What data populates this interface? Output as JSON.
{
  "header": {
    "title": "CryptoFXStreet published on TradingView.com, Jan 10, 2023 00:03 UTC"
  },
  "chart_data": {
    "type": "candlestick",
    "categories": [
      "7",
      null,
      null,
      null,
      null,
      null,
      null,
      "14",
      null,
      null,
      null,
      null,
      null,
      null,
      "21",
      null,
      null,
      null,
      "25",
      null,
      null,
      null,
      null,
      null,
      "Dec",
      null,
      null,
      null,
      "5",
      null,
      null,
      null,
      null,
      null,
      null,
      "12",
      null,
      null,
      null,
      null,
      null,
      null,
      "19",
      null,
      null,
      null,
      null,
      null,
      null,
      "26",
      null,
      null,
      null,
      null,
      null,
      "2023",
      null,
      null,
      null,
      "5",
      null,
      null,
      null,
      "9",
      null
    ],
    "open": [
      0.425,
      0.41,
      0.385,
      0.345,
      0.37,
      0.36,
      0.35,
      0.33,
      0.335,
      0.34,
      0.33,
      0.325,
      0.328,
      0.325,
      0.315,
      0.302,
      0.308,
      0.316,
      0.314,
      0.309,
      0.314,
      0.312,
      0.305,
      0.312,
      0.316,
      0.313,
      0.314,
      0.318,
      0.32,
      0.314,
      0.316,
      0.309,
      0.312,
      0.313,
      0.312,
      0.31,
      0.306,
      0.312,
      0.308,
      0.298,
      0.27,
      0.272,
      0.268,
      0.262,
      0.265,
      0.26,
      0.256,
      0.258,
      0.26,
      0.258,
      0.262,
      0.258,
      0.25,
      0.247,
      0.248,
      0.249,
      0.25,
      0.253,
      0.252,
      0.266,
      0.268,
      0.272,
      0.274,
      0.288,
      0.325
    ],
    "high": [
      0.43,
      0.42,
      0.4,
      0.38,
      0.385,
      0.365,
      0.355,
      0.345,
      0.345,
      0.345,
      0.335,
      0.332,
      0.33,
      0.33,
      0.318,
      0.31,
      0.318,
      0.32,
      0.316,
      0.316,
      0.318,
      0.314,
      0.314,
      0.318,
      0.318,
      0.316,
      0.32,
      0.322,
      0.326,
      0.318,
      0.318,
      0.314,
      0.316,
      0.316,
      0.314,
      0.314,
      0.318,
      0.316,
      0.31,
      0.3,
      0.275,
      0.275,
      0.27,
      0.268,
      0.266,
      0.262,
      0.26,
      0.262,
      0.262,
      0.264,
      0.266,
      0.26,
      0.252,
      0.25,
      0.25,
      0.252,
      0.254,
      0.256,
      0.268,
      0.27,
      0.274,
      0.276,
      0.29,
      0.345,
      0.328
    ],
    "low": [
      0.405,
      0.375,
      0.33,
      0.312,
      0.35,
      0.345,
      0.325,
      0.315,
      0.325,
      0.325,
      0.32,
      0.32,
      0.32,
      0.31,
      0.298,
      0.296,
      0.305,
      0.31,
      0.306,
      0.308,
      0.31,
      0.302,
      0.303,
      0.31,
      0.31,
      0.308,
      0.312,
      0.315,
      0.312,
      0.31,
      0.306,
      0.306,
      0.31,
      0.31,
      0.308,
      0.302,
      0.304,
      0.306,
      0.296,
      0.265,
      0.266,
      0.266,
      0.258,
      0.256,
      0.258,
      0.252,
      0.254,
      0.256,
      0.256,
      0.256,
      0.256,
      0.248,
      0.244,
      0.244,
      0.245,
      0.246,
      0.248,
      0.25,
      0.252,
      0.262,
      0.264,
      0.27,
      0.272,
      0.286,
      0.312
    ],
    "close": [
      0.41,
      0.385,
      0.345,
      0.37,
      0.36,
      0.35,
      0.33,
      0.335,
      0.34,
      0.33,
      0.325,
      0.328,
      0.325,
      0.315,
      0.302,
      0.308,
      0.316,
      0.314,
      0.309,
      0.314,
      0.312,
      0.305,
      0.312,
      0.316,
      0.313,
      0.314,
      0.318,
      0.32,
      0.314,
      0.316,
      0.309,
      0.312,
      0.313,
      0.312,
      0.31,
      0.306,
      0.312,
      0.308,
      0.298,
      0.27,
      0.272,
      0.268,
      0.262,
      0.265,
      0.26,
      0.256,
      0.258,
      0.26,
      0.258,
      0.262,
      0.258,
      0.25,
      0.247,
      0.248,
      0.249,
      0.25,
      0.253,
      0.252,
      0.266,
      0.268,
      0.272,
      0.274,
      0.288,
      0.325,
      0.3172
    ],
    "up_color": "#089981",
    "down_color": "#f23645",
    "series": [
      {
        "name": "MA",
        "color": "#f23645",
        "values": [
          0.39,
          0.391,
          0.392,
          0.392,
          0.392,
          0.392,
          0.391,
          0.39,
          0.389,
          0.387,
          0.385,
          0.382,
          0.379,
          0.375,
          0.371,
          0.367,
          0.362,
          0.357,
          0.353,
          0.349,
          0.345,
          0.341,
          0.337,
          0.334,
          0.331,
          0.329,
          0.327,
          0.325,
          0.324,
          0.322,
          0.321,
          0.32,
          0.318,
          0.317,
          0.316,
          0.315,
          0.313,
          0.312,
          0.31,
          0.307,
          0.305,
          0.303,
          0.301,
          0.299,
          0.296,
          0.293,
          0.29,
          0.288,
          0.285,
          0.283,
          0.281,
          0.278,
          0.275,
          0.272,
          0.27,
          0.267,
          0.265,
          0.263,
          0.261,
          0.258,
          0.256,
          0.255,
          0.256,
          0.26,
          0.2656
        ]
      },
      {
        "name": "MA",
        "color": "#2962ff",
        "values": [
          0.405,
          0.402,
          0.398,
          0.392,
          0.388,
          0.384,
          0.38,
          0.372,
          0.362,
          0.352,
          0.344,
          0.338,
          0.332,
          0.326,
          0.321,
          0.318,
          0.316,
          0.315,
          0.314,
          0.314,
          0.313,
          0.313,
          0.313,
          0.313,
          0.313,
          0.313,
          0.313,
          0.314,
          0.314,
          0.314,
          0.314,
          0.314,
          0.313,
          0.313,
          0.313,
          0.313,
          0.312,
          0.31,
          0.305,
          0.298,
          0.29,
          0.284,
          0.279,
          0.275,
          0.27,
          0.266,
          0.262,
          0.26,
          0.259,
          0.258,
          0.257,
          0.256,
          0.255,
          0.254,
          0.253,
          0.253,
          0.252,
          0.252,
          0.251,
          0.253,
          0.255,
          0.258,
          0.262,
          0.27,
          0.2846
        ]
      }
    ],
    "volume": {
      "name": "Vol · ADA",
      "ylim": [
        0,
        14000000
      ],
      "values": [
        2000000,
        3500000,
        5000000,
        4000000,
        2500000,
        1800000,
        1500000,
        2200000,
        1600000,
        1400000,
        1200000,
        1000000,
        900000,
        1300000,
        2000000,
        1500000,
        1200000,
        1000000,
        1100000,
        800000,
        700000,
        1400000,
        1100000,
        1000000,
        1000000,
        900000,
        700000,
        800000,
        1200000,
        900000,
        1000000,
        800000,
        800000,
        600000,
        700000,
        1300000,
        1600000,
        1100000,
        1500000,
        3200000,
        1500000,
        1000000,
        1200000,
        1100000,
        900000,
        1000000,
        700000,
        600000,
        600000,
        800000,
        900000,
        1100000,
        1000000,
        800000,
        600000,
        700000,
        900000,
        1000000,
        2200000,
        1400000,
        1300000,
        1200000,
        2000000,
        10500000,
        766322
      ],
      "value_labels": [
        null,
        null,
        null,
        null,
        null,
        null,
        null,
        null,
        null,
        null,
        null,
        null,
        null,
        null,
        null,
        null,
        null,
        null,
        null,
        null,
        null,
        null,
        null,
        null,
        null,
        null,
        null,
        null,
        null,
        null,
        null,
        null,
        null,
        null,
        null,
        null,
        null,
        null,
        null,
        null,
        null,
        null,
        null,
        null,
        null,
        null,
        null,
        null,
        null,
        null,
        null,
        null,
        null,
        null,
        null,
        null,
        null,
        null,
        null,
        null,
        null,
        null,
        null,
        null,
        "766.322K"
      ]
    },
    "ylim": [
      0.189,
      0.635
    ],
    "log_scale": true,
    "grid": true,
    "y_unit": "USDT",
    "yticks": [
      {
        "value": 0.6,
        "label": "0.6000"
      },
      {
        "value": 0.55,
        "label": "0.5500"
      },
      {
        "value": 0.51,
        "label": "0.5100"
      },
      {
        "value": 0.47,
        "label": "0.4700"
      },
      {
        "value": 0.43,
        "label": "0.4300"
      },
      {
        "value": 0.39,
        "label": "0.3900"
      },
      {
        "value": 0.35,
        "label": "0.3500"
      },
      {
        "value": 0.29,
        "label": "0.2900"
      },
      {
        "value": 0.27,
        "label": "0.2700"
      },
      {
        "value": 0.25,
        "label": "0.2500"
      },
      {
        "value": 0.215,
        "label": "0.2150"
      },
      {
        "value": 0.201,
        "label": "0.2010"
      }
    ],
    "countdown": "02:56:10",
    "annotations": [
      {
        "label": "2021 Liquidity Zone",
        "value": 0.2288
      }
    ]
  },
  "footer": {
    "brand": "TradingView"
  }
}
___
__Written request__: Collect, from the material above, every line containing the word "TradingView".

__Task result__:
    "title": "CryptoFXStreet published on TradingView.com, Jan 10, 2023 00:03 UTC"
    "brand": "TradingView"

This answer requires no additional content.